GOAL: Look through the lines below and extract any with the word "room".

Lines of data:

"""

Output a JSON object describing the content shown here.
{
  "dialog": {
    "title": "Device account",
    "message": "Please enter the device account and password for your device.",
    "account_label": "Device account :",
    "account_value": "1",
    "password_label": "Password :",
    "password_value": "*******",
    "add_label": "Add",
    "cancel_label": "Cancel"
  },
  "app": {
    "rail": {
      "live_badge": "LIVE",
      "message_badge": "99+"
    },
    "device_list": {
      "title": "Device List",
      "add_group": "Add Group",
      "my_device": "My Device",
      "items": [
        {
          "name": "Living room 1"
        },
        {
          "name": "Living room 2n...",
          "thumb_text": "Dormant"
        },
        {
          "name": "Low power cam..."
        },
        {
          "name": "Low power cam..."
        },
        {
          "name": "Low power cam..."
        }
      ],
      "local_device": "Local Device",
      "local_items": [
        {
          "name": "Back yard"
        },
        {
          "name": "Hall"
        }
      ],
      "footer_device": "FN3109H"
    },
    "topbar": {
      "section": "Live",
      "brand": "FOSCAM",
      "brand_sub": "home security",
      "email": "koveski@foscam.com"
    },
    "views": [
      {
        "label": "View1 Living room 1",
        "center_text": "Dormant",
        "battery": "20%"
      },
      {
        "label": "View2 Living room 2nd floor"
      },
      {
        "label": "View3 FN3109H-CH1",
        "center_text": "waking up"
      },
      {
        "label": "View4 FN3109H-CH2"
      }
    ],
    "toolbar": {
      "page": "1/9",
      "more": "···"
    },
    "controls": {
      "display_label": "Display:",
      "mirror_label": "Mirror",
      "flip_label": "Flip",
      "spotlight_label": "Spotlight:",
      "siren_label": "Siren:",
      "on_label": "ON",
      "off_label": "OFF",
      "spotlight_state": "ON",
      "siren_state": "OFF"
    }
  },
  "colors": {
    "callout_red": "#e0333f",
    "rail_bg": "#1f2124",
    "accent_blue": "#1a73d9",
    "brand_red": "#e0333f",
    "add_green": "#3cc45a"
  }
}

"""

WRITTEN SOLUTION:
          "name": "Living room 1"
          "name": "Living room 2n...",
        "label": "View1 Living room 1",
        "label": "View2 Living room 2nd floor"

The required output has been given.